* _Prompt_
Identify each line below containing the string "Assets" and copy it.

---------- Stored data ----------

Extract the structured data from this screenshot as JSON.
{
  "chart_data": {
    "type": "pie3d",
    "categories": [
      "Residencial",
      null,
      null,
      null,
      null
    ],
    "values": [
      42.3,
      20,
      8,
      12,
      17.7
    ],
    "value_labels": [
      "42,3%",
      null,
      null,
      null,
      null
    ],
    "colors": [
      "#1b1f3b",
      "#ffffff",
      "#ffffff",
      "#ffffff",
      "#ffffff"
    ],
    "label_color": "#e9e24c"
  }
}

----------
---------- Stored data ----------

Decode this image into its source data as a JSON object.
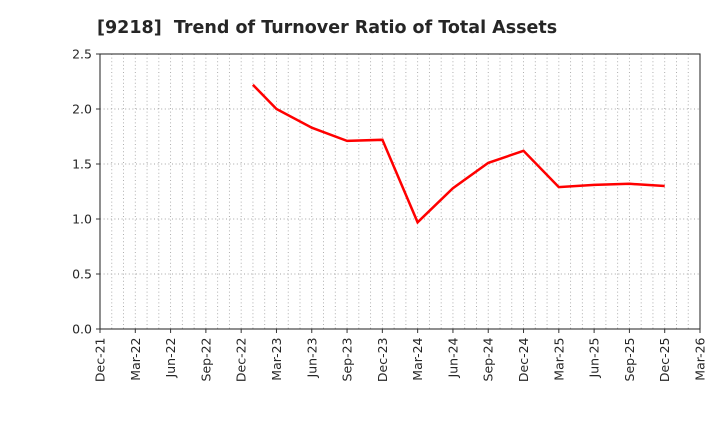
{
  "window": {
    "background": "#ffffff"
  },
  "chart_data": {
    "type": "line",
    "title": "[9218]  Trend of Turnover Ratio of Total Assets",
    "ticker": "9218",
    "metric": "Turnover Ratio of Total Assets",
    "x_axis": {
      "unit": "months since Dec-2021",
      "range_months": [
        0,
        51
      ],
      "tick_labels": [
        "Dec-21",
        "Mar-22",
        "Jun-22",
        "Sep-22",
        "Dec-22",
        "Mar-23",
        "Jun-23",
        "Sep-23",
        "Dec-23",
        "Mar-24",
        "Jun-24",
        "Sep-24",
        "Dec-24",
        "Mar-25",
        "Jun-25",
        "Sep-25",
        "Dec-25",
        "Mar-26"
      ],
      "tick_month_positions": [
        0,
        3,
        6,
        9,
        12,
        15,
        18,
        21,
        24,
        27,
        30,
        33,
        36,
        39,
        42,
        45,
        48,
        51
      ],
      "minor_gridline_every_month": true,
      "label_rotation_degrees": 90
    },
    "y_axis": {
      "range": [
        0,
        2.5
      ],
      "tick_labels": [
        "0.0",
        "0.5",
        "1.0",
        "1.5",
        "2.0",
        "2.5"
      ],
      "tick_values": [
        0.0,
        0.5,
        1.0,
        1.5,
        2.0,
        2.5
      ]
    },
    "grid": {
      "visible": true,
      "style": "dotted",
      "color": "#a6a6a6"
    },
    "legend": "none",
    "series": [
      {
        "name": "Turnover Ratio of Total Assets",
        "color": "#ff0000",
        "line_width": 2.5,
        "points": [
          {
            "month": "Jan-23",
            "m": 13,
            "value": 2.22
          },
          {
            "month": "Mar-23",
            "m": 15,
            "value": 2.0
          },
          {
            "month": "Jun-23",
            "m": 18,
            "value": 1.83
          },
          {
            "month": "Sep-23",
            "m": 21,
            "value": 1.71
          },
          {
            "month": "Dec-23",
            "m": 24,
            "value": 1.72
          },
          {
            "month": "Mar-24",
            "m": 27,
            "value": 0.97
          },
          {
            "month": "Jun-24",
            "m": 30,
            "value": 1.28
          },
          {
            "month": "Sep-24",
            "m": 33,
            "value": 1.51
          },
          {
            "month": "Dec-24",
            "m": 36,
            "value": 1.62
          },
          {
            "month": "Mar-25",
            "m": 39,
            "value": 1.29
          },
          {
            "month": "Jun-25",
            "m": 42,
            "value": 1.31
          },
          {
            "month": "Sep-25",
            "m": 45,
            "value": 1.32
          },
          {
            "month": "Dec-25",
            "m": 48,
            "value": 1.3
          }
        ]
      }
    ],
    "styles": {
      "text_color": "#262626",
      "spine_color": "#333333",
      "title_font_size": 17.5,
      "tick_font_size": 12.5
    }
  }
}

----------
---------- Stored data ----------

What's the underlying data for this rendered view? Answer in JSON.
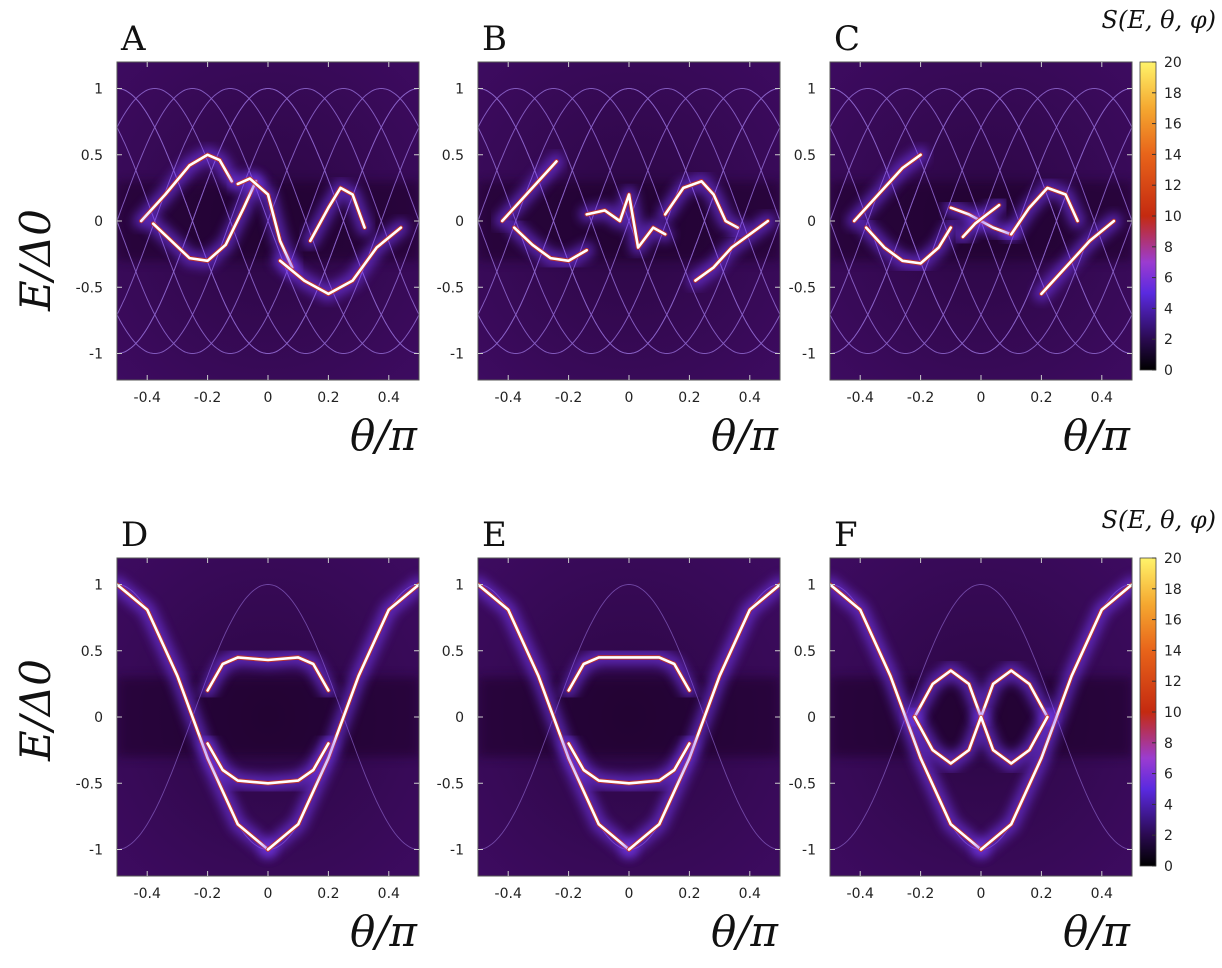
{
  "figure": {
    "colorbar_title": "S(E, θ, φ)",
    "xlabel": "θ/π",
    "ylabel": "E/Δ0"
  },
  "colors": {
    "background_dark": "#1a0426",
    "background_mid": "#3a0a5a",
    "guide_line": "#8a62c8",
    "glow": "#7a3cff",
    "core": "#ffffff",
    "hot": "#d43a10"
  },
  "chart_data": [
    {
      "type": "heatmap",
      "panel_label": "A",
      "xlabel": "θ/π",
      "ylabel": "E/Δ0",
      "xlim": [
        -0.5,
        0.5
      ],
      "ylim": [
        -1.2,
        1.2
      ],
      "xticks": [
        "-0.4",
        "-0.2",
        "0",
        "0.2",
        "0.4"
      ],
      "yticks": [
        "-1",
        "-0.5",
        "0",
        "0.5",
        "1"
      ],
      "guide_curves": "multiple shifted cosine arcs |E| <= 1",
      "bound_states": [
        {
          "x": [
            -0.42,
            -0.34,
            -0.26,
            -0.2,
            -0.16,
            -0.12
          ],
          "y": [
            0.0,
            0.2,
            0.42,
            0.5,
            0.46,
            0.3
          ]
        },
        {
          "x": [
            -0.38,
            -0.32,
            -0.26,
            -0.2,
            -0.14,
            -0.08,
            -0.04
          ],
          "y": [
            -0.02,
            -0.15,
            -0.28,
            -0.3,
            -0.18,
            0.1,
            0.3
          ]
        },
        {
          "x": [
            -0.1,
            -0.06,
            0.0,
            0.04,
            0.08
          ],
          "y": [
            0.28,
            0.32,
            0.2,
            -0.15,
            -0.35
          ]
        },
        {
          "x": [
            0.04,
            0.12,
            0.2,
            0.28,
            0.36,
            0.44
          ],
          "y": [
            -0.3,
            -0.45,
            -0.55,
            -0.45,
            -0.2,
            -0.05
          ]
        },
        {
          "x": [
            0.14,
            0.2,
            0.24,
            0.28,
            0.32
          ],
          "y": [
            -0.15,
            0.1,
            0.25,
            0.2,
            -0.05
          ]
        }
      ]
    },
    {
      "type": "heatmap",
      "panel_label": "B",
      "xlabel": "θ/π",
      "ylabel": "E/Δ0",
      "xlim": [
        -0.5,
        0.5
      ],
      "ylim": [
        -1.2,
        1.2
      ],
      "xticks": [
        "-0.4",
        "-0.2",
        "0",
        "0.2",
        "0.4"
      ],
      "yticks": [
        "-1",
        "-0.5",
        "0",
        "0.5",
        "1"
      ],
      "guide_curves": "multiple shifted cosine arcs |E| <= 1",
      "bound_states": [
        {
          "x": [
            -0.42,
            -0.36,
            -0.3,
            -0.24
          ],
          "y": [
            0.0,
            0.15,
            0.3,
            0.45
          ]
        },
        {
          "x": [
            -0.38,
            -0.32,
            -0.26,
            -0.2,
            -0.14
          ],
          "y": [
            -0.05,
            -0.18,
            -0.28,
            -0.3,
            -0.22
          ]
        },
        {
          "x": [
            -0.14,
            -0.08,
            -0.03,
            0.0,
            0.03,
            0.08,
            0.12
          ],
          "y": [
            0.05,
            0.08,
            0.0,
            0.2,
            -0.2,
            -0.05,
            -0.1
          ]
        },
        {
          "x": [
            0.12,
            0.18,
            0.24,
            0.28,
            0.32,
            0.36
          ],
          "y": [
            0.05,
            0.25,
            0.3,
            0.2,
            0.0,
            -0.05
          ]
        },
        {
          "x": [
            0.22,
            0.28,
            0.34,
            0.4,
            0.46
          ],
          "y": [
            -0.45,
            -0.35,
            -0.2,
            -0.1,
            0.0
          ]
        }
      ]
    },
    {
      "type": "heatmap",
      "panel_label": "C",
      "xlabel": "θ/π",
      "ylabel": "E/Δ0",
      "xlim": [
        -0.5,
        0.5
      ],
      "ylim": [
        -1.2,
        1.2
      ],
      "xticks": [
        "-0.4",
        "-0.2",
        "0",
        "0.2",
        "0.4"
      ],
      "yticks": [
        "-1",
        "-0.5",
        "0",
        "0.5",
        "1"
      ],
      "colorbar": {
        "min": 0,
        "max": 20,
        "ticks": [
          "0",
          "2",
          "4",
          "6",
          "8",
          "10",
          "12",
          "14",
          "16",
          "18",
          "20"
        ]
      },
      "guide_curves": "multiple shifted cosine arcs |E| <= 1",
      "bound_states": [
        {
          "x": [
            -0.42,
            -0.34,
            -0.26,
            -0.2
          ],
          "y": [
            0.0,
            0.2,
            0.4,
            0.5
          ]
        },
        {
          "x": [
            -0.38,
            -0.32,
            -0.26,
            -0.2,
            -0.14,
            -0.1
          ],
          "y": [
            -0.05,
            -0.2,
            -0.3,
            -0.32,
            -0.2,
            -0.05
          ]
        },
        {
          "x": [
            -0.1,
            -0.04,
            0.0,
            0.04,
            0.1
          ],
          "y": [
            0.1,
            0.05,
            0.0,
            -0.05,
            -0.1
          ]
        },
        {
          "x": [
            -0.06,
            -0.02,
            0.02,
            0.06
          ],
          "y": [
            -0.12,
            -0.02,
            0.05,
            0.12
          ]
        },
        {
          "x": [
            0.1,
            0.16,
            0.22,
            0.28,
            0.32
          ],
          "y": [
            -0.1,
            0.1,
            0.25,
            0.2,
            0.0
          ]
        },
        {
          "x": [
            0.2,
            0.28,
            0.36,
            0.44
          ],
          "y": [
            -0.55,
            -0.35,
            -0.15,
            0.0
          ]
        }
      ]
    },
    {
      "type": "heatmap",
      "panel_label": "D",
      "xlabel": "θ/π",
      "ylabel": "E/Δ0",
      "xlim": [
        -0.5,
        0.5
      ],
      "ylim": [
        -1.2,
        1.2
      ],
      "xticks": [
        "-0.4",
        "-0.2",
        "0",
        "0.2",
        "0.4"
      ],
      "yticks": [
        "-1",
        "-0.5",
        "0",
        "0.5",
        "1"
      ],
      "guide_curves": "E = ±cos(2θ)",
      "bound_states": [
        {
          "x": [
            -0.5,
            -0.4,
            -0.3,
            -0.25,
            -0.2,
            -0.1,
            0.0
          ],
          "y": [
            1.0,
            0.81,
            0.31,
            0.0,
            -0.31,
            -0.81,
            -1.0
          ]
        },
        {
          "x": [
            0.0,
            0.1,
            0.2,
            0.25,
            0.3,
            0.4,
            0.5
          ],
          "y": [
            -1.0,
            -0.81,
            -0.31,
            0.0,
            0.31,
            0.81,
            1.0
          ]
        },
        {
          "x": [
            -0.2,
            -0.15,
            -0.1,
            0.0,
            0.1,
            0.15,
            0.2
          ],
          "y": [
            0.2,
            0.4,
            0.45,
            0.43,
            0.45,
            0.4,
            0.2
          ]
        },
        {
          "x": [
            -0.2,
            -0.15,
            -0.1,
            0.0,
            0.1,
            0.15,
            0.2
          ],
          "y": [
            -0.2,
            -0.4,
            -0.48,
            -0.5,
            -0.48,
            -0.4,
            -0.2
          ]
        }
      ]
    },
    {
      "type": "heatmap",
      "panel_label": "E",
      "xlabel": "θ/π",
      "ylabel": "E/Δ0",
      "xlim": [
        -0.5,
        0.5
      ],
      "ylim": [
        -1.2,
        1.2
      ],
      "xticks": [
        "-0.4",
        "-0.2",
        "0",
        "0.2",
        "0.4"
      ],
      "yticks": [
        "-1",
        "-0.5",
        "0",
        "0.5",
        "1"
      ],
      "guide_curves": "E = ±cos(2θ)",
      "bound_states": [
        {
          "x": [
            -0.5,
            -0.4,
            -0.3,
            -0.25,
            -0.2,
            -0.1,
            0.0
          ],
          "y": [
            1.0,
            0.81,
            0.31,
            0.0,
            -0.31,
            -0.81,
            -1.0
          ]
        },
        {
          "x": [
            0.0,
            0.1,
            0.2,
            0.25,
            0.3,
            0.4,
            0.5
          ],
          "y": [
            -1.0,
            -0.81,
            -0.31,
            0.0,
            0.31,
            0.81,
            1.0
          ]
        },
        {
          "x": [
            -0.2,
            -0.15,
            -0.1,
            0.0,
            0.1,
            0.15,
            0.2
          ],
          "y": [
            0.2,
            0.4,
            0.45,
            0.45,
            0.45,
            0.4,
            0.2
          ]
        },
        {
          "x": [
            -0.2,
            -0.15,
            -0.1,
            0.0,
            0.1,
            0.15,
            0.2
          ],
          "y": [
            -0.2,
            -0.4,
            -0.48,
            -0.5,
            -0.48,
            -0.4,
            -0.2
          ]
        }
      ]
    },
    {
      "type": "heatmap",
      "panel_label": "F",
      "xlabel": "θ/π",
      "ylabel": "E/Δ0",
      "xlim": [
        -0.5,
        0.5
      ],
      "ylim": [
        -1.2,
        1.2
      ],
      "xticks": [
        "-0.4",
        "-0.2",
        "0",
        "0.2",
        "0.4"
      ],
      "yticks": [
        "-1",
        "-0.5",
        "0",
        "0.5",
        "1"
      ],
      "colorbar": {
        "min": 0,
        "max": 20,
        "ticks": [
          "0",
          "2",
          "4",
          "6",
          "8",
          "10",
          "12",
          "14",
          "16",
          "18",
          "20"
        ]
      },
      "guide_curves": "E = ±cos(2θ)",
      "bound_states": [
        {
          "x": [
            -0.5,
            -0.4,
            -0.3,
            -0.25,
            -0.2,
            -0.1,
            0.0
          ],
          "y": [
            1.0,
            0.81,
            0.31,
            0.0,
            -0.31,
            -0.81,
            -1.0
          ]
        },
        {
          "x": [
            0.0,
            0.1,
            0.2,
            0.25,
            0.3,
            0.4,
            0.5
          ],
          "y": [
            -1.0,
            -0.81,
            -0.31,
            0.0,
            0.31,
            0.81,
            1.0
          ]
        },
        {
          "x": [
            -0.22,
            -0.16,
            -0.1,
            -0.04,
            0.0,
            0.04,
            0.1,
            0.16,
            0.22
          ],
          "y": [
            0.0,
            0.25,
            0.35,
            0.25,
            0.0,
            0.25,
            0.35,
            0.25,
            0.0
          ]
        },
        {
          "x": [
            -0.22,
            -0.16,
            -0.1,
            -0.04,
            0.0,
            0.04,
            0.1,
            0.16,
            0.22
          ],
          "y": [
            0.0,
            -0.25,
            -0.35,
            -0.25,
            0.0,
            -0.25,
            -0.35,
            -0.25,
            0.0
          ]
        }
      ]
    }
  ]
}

----------

* _Exercise output_
    "title": "[9218]  Trend of Turnover Ratio of Total Assets",
    "metric": "Turnover Ratio of Total Assets",
        "name": "Turnover Ratio of Total Assets",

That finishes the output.